┌─ DATA RECORDS
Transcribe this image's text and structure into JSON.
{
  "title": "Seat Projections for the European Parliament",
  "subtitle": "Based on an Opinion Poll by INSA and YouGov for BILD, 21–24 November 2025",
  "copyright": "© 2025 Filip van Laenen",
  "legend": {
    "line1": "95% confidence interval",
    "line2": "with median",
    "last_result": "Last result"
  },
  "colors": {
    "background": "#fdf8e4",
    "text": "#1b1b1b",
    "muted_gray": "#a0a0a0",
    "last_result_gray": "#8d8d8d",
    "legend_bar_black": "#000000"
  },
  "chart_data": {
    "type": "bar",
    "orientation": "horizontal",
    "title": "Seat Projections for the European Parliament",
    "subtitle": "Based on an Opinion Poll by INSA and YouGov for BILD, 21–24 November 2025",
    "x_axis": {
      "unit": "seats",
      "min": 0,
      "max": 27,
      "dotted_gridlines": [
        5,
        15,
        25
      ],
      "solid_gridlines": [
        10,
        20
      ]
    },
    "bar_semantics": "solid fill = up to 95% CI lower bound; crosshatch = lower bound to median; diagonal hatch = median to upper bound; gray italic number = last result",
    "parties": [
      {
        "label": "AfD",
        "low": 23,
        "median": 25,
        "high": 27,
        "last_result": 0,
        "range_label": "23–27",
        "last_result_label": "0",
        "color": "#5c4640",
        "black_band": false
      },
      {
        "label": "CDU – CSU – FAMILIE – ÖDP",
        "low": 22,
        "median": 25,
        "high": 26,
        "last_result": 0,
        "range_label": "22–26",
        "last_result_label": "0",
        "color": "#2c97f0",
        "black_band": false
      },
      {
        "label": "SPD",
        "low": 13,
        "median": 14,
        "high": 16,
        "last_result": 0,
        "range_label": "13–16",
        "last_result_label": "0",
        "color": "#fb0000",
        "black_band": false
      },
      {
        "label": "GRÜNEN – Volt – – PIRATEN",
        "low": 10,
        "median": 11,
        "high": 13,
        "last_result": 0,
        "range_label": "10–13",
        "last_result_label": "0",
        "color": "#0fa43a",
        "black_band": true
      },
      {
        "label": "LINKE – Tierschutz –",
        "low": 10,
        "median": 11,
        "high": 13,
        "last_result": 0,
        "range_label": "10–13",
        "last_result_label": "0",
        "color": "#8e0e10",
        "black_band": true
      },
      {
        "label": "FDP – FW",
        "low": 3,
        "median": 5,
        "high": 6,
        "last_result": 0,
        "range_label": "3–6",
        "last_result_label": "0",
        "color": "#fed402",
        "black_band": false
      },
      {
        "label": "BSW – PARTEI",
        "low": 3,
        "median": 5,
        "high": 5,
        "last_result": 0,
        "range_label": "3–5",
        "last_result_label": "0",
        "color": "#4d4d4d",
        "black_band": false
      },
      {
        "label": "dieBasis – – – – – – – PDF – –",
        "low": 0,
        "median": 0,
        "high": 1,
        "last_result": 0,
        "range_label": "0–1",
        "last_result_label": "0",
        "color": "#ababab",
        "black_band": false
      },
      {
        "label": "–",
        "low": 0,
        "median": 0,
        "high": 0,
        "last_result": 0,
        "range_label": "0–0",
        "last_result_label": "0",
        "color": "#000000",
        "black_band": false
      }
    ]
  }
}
└─
REQUIREMENTS — Write an exact transcription of every entry above.

COMPLETED EXERCISE —
Transcribe this image's text and structure into JSON.
{
  "title": "Seat Projections for the European Parliament",
  "subtitle": "Based on an Opinion Poll by INSA and YouGov for BILD, 21–24 November 2025",
  "copyright": "© 2025 Filip van Laenen",
  "legend": {
    "line1": "95% confidence interval",
    "line2": "with median",
    "last_result": "Last result"
  },
  "colors": {
    "background": "#fdf8e4",
    "text": "#1b1b1b",
    "muted_gray": "#a0a0a0",
    "last_result_gray": "#8d8d8d",
    "legend_bar_black": "#000000"
  },
  "chart_data": {
    "type": "bar",
    "orientation": "horizontal",
    "title": "Seat Projections for the European Parliament",
    "subtitle": "Based on an Opinion Poll by INSA and YouGov for BILD, 21–24 November 2025",
    "x_axis": {
      "unit": "seats",
      "min": 0,
      "max": 27,
      "dotted_gridlines": [
        5,
        15,
        25
      ],
      "solid_gridlines": [
        10,
        20
      ]
    },
    "bar_semantics": "solid fill = up to 95% CI lower bound; crosshatch = lower bound to median; diagonal hatch = median to upper bound; gray italic number = last result",
    "parties": [
      {
        "label": "AfD",
        "low": 23,
        "median": 25,
        "high": 27,
        "last_result": 0,
        "range_label": "23–27",
        "last_result_label": "0",
        "color": "#5c4640",
        "black_band": false
      },
      {
        "label": "CDU – CSU – FAMILIE – ÖDP",
        "low": 22,
        "median": 25,
        "high": 26,
        "last_result": 0,
        "range_label": "22–26",
        "last_result_label": "0",
        "color": "#2c97f0",
        "black_band": false
      },
      {
        "label": "SPD",
        "low": 13,
        "median": 14,
        "high": 16,
        "last_result": 0,
        "range_label": "13–16",
        "last_result_label": "0",
        "color": "#fb0000",
        "black_band": false
      },
      {
        "label": "GRÜNEN – Volt – – PIRATEN",
        "low": 10,
        "median": 11,
        "high": 13,
        "last_result": 0,
        "range_label": "10–13",
        "last_result_label": "0",
        "color": "#0fa43a",
        "black_band": true
      },
      {
        "label": "LINKE – Tierschutz –",
        "low": 10,
        "median": 11,
        "high": 13,
        "last_result": 0,
        "range_label": "10–13",
        "last_result_label": "0",
        "color": "#8e0e10",
        "black_band": true
      },
      {
        "label": "FDP – FW",
        "low": 3,
        "median": 5,
        "high": 6,
        "last_result": 0,
        "range_label": "3–6",
        "last_result_label": "0",
        "color": "#fed402",
        "black_band": false
      },
      {
        "label": "BSW – PARTEI",
        "low": 3,
        "median": 5,
        "high": 5,
        "last_result": 0,
        "range_label": "3–5",
        "last_result_label": "0",
        "color": "#4d4d4d",
        "black_band": false
      },
      {
        "label": "dieBasis – – – – – – – PDF – –",
        "low": 0,
        "median": 0,
        "high": 1,
        "last_result": 0,
        "range_label": "0–1",
        "last_result_label": "0",
        "color": "#ababab",
        "black_band": false
      },
      {
        "label": "–",
        "low": 0,
        "median": 0,
        "high": 0,
        "last_result": 0,
        "range_label": "0–0",
        "last_result_label": "0",
        "color": "#000000",
        "black_band": false
      }
    ]
  }
}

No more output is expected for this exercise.